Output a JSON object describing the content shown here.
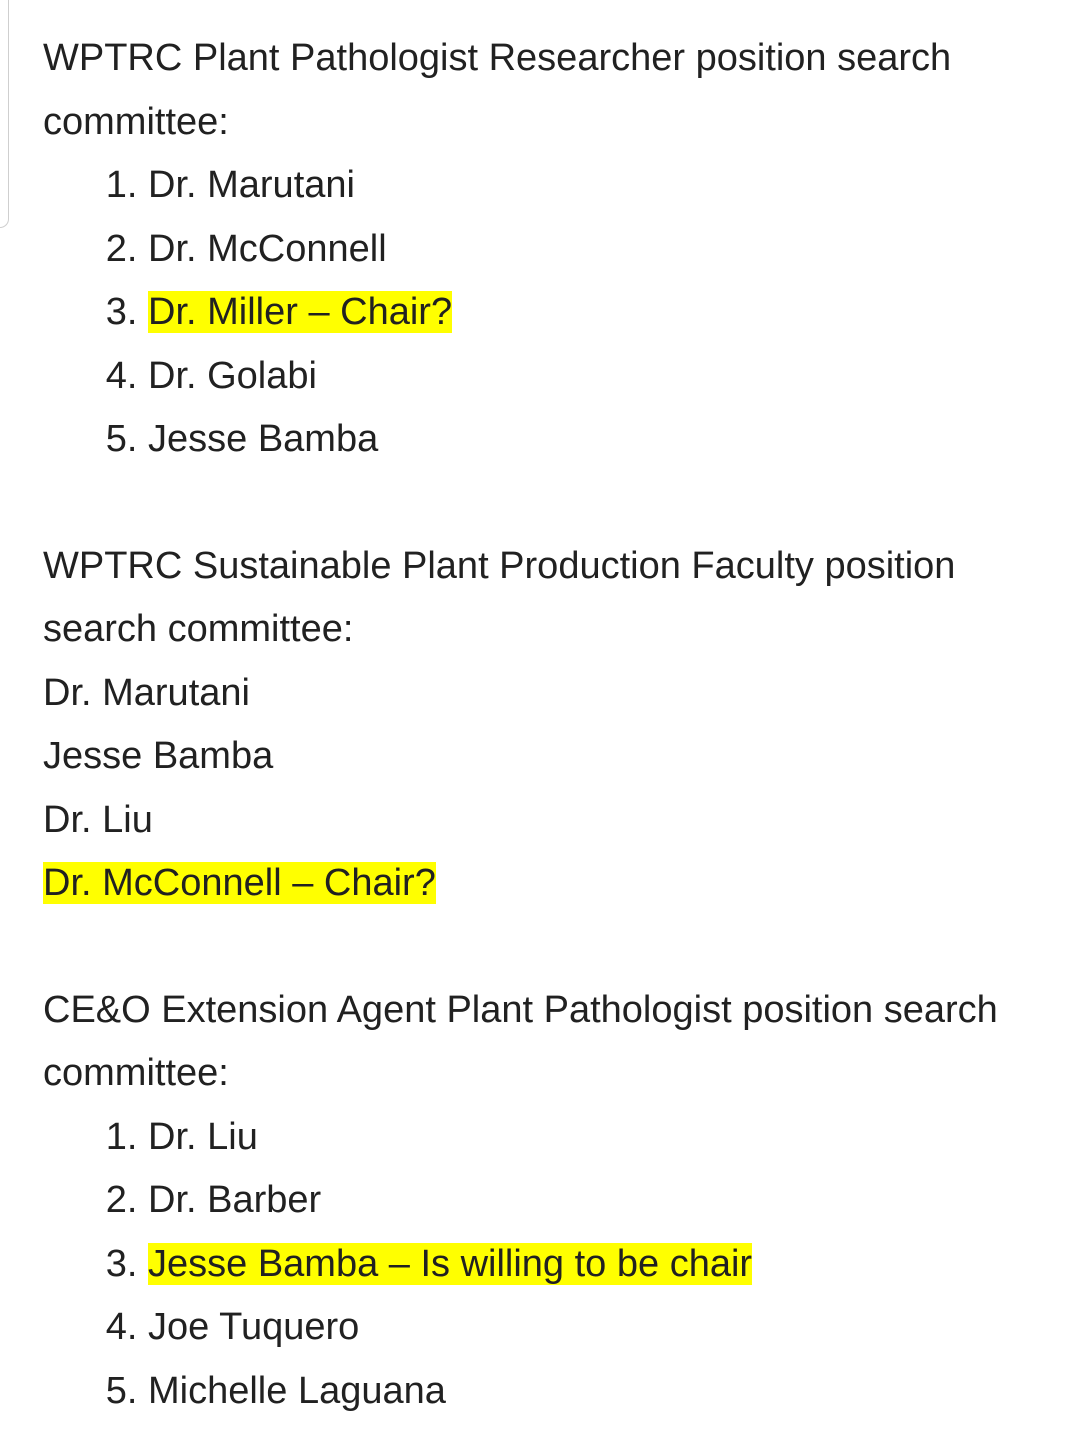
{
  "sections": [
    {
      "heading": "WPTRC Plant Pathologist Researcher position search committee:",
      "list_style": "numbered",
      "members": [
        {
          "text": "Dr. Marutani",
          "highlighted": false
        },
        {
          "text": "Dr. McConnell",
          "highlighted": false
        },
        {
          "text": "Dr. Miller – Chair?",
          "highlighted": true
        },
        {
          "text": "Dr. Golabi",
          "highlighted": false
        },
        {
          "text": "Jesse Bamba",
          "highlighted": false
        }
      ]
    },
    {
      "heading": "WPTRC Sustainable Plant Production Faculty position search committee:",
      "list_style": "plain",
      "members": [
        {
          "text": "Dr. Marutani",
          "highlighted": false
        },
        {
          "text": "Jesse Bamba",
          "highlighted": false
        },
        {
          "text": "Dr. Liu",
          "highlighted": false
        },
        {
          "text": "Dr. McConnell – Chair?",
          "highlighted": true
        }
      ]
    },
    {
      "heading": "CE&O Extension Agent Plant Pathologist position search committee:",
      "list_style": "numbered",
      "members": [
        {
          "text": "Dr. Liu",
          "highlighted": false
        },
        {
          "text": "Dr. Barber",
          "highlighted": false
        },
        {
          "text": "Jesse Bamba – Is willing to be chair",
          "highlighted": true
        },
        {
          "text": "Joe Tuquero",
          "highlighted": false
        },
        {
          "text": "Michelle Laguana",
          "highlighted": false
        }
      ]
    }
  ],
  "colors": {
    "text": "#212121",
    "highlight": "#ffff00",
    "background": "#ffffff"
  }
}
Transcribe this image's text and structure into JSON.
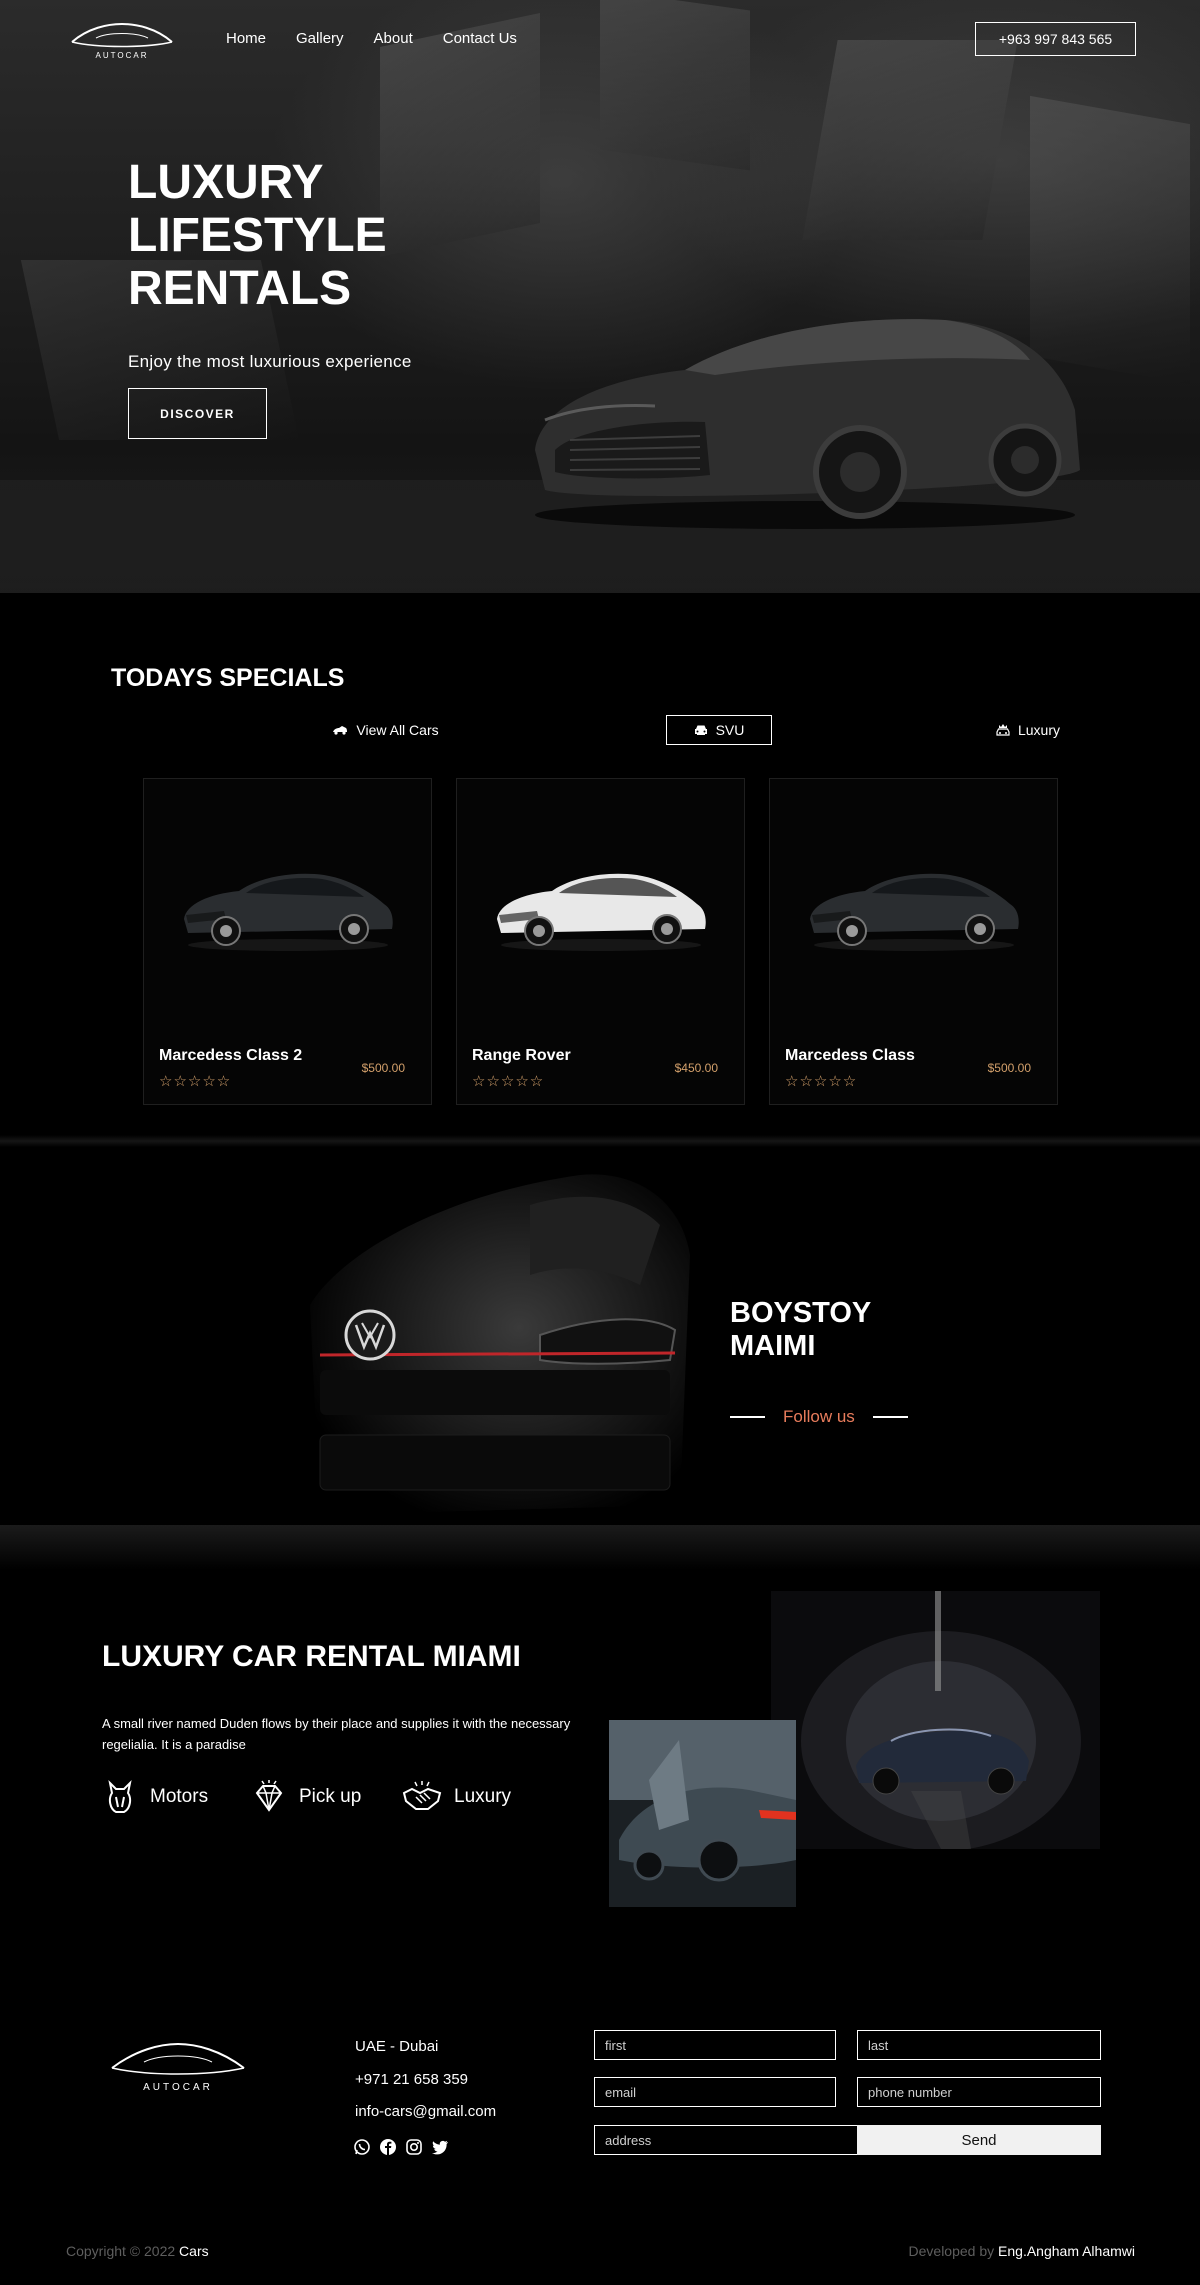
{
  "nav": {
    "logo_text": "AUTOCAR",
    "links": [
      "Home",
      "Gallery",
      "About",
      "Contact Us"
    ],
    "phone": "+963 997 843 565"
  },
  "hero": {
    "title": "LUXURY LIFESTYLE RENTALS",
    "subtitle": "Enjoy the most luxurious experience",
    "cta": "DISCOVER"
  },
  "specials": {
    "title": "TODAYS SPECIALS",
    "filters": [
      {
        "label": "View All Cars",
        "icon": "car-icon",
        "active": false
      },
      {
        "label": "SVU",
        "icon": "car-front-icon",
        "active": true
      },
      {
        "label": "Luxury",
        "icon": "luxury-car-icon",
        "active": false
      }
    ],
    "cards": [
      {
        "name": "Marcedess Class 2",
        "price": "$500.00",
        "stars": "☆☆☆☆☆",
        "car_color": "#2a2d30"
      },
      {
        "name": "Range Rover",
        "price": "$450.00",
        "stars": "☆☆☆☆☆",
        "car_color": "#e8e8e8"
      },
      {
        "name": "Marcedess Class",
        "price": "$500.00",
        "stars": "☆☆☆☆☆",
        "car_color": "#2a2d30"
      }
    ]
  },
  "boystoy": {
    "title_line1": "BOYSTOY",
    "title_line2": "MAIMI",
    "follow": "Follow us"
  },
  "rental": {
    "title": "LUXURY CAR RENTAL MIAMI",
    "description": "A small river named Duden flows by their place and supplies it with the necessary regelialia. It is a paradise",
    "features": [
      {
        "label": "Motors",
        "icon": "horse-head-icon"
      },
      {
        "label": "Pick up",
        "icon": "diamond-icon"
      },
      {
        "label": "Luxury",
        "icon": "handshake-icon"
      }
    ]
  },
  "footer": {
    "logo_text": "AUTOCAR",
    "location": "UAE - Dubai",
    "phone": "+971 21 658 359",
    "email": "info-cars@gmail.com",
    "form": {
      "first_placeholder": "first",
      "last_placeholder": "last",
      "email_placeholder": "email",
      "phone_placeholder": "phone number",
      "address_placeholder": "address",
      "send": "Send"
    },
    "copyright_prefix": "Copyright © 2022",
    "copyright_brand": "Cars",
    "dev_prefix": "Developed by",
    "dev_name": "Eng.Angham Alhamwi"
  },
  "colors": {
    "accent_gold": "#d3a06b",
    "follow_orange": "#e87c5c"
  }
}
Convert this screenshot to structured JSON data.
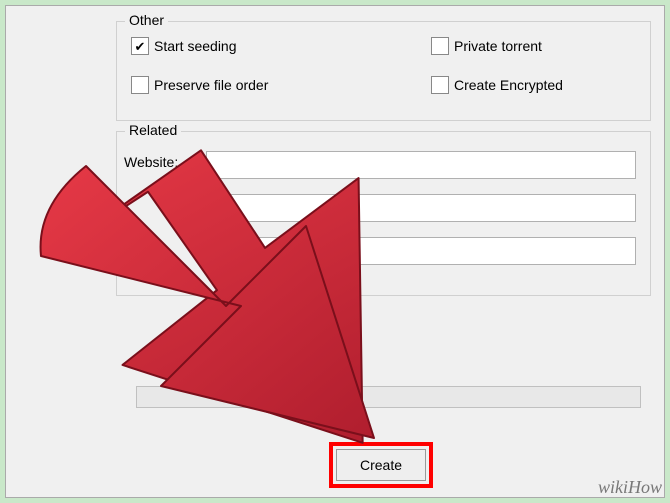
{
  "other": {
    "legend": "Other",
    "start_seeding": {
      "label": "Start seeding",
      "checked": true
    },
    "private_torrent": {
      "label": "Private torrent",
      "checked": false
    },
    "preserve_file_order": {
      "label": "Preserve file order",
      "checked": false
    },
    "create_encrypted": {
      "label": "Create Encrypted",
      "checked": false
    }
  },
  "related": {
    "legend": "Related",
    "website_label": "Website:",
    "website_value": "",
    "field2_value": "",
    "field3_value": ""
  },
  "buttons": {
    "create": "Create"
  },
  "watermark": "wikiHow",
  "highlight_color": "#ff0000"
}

Problem description:
Give back word for word the lines from the one containing "Convert this screenshot" through the final line of the data above. Pictures are to be left out.

Task output:
Convert this screenshot to structured JSON data.
{
  "other": {
    "legend": "Other",
    "start_seeding": {
      "label": "Start seeding",
      "checked": true
    },
    "private_torrent": {
      "label": "Private torrent",
      "checked": false
    },
    "preserve_file_order": {
      "label": "Preserve file order",
      "checked": false
    },
    "create_encrypted": {
      "label": "Create Encrypted",
      "checked": false
    }
  },
  "related": {
    "legend": "Related",
    "website_label": "Website:",
    "website_value": "",
    "field2_value": "",
    "field3_value": ""
  },
  "buttons": {
    "create": "Create"
  },
  "watermark": "wikiHow",
  "highlight_color": "#ff0000"
}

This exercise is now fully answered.